Express the lines from the start of the records through the line containing "The writehead movement direction 12 is" as a JSON list of strings, one string per line, omitting blank lines and the pictures.

________

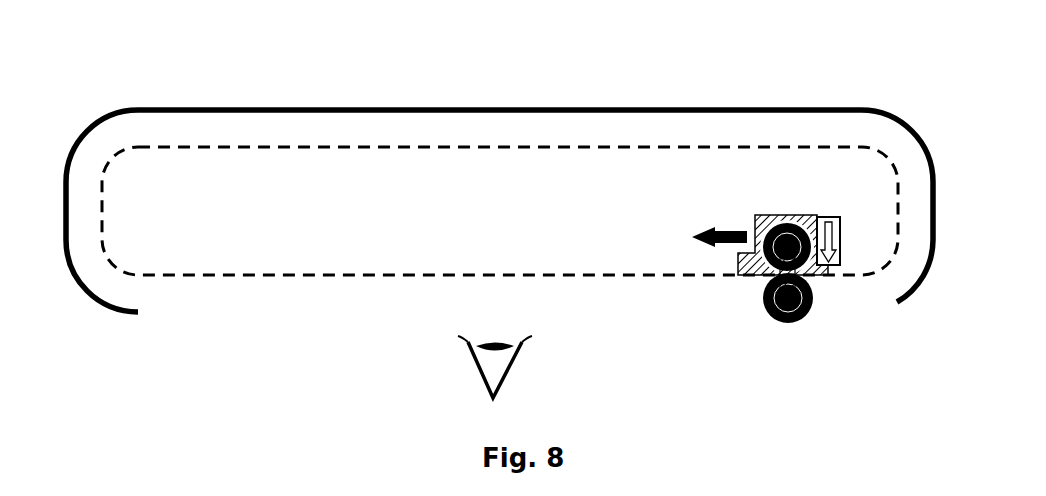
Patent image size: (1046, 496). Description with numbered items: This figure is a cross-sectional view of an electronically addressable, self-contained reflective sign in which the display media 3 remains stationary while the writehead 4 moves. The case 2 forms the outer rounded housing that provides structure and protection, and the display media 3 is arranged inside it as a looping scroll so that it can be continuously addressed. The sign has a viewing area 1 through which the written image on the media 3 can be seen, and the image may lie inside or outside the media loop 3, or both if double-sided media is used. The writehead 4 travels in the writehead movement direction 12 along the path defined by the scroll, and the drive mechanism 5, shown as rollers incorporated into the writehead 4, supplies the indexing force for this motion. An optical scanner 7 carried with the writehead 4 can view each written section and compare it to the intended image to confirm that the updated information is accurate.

The viewing area 1 is at (362, 296).
The case 2 is at (250, 110).
The display media 3 is at (245, 275).
The writehead 4 is at (737, 272).
The media drive mechanism 5 is at (807, 313).
The optical scanner 7 is at (843, 267).
The writehead movement direction 12 is at (700, 242).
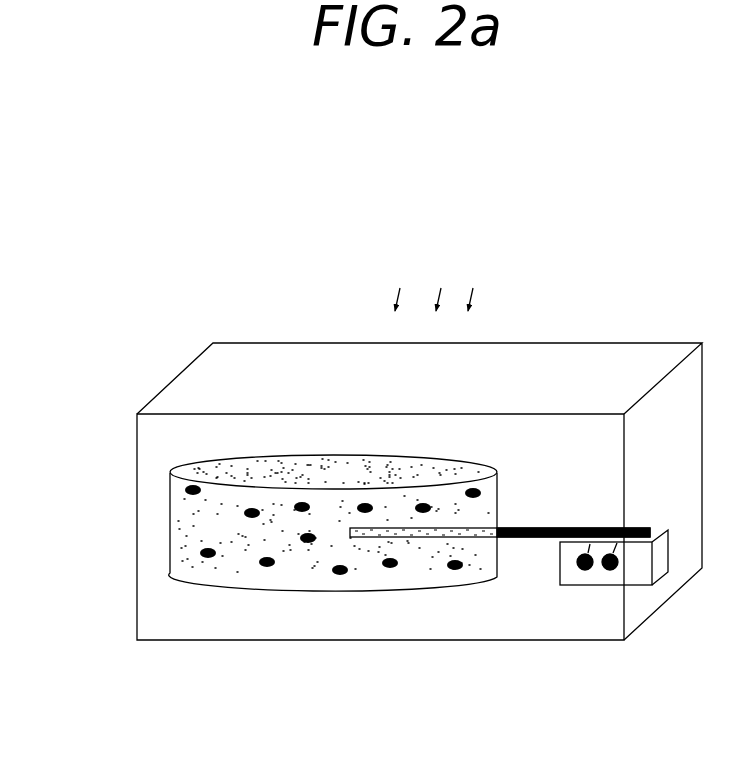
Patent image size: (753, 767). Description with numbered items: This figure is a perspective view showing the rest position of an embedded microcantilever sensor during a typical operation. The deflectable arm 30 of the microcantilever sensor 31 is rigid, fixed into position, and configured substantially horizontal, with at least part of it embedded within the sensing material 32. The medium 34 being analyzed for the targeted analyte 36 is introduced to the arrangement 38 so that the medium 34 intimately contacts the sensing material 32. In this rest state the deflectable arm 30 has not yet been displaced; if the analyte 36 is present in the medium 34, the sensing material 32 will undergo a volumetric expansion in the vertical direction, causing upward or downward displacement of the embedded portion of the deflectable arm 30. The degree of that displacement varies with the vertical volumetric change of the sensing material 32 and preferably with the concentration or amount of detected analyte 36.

The deflectable arm 30 is at (520, 540).
The microcantilever sensor 31 is at (612, 588).
The sensing material 32 is at (210, 508).
The medium 34 is at (347, 197).
The analyte 36 is at (450, 257).
The arrangement 38 is at (327, 373).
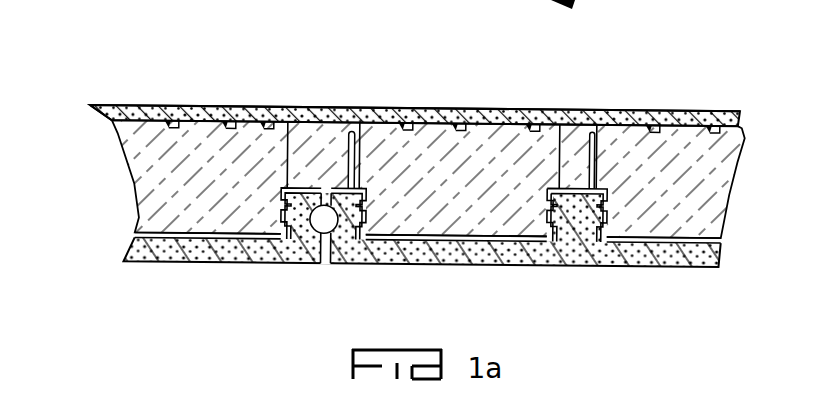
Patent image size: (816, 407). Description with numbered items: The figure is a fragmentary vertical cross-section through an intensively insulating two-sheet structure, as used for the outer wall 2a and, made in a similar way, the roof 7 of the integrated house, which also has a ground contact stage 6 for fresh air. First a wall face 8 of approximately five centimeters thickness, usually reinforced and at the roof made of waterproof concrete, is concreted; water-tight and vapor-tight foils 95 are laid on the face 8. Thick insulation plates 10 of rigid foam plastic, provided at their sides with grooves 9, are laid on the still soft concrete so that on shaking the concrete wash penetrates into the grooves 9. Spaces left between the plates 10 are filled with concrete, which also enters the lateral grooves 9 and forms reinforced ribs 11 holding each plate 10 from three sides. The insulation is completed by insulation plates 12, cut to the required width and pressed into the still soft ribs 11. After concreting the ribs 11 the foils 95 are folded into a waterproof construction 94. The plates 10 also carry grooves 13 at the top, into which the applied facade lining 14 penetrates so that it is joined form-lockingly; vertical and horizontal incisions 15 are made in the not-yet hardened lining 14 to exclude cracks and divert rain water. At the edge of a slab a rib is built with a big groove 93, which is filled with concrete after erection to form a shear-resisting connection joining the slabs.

The roof 7 is at (176, 90).
The two-sheet outer wall 2a is at (104, 118).
The facade lining 14 is at (391, 113).
The incisions 15 is at (389, 100).
The grooves 13 is at (459, 126).
The insulation plates 12 is at (566, 134).
The waterproof construction 94 is at (587, 140).
The ground contact stage 6 is at (602, 0).
The insulation plates 10 is at (480, 220).
The foils 95 is at (519, 242).
The wall face 8 is at (415, 260).
The ribs 11 is at (312, 250).
The groove 93 is at (330, 228).
The grooves 9 is at (609, 224).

________

→ Solution to this problem
[
  "Patent image size: (1046, 496). Description with numbered items: This figure is a cross-sectional view of an electronically addressable, self-contained reflective sign in which the display media 3 remains stationary while the writehead 4 moves. The case 2 forms the outer rounded housing that provides structure and protection, and the display media 3 is arranged inside it as a looping scroll so that it can be continuously addressed. The sign has a viewing area 1 through which the written image on the media 3 can be seen, and the image may lie inside or outside the media loop 3, or both if double-sided media is used. The writehead 4 travels in the writehead movement direction 12 along the path defined by the scroll, and the drive mechanism 5, shown as rollers incorporated into the writehead 4, supplies the indexing force for this motion. An optical scanner 7 carried with the writehead 4 can view each written section and compare it to the intended image to confirm that the updated information is accurate.",
  "The viewing area 1 is at (362, 296).",
  "The case 2 is at (250, 110).",
  "The display media 3 is at (245, 275).",
  "The writehead 4 is at (737, 272).",
  "The media drive mechanism 5 is at (807, 313).",
  "The optical scanner 7 is at (843, 267).",
  "The writehead movement direction 12 is at (700, 242)."
]